What is being asked: Find each line with the string "FIRM" and copy it.

——————————

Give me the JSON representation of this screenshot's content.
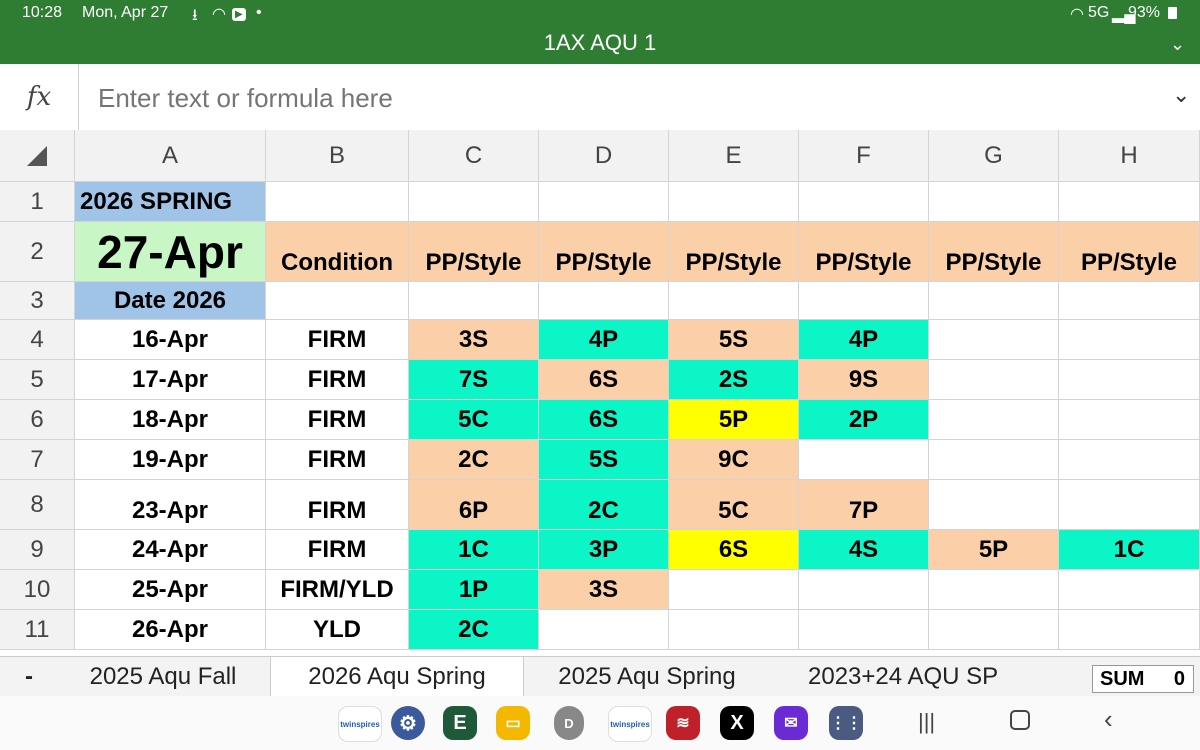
{
  "status": {
    "time": "10:28",
    "date": "Mon, Apr 27",
    "network": "5G",
    "battery": "93%"
  },
  "title": "1AX AQU 1",
  "formula": {
    "fx_label": "fx",
    "placeholder": "Enter text or formula here"
  },
  "columns": [
    "A",
    "B",
    "C",
    "D",
    "E",
    "F",
    "G",
    "H"
  ],
  "rows": [
    "1",
    "2",
    "3",
    "4",
    "5",
    "6",
    "7",
    "8",
    "9",
    "10",
    "11"
  ],
  "cells": {
    "a1": "2026 SPRING",
    "a2": "27-Apr",
    "a3": "Date 2026",
    "b2": "Condition",
    "c2": "PP/Style",
    "d2": "PP/Style",
    "e2": "PP/Style",
    "f2": "PP/Style",
    "g2": "PP/Style",
    "h2": "PP/Style",
    "a4": "16-Apr",
    "b4": "FIRM",
    "c4": "3S",
    "d4": "4P",
    "e4": "5S",
    "f4": "4P",
    "a5": "17-Apr",
    "b5": "FIRM",
    "c5": "7S",
    "d5": "6S",
    "e5": "2S",
    "f5": "9S",
    "a6": "18-Apr",
    "b6": "FIRM",
    "c6": "5C",
    "d6": "6S",
    "e6": "5P",
    "f6": "2P",
    "a7": "19-Apr",
    "b7": "FIRM",
    "c7": "2C",
    "d7": "5S",
    "e7": "9C",
    "a8": "23-Apr",
    "b8": "FIRM",
    "c8": "6P",
    "d8": "2C",
    "e8": "5C",
    "f8": "7P",
    "a9": "24-Apr",
    "b9": "FIRM",
    "c9": "1C",
    "d9": "3P",
    "e9": "6S",
    "f9": "4S",
    "g9": "5P",
    "h9": "1C",
    "a10": "25-Apr",
    "b10": "FIRM/YLD",
    "c10": "1P",
    "d10": "3S",
    "a11": "26-Apr",
    "b11": "YLD",
    "c11": "2C"
  },
  "sheet_tabs": {
    "menu": "-",
    "items": [
      "2025 Aqu Fall",
      "2026 Aqu Spring",
      "2025 Aqu Spring",
      "2023+24 AQU SP"
    ],
    "active": "2026 Aqu Spring"
  },
  "sum": {
    "label": "SUM",
    "value": "0"
  },
  "dock_apps": [
    "twinspires",
    "settings-icon",
    "E",
    "files-icon",
    "D",
    "twinspires",
    "red-app-icon",
    "X",
    "mail-icon",
    "apps-grid-icon"
  ],
  "colors": {
    "title_bar": "#2e7d32",
    "peach": "#fbd0a8",
    "teal": "#0cf5c6",
    "yellow": "#ffff00",
    "blue": "#a0c4e8",
    "green": "#c8f7c5"
  }
}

——————————

Output for this task:
    "b4": "FIRM",
    "b5": "FIRM",
    "b6": "FIRM",
    "b7": "FIRM",
    "b8": "FIRM",
    "b9": "FIRM",
    "b10": "FIRM/YLD",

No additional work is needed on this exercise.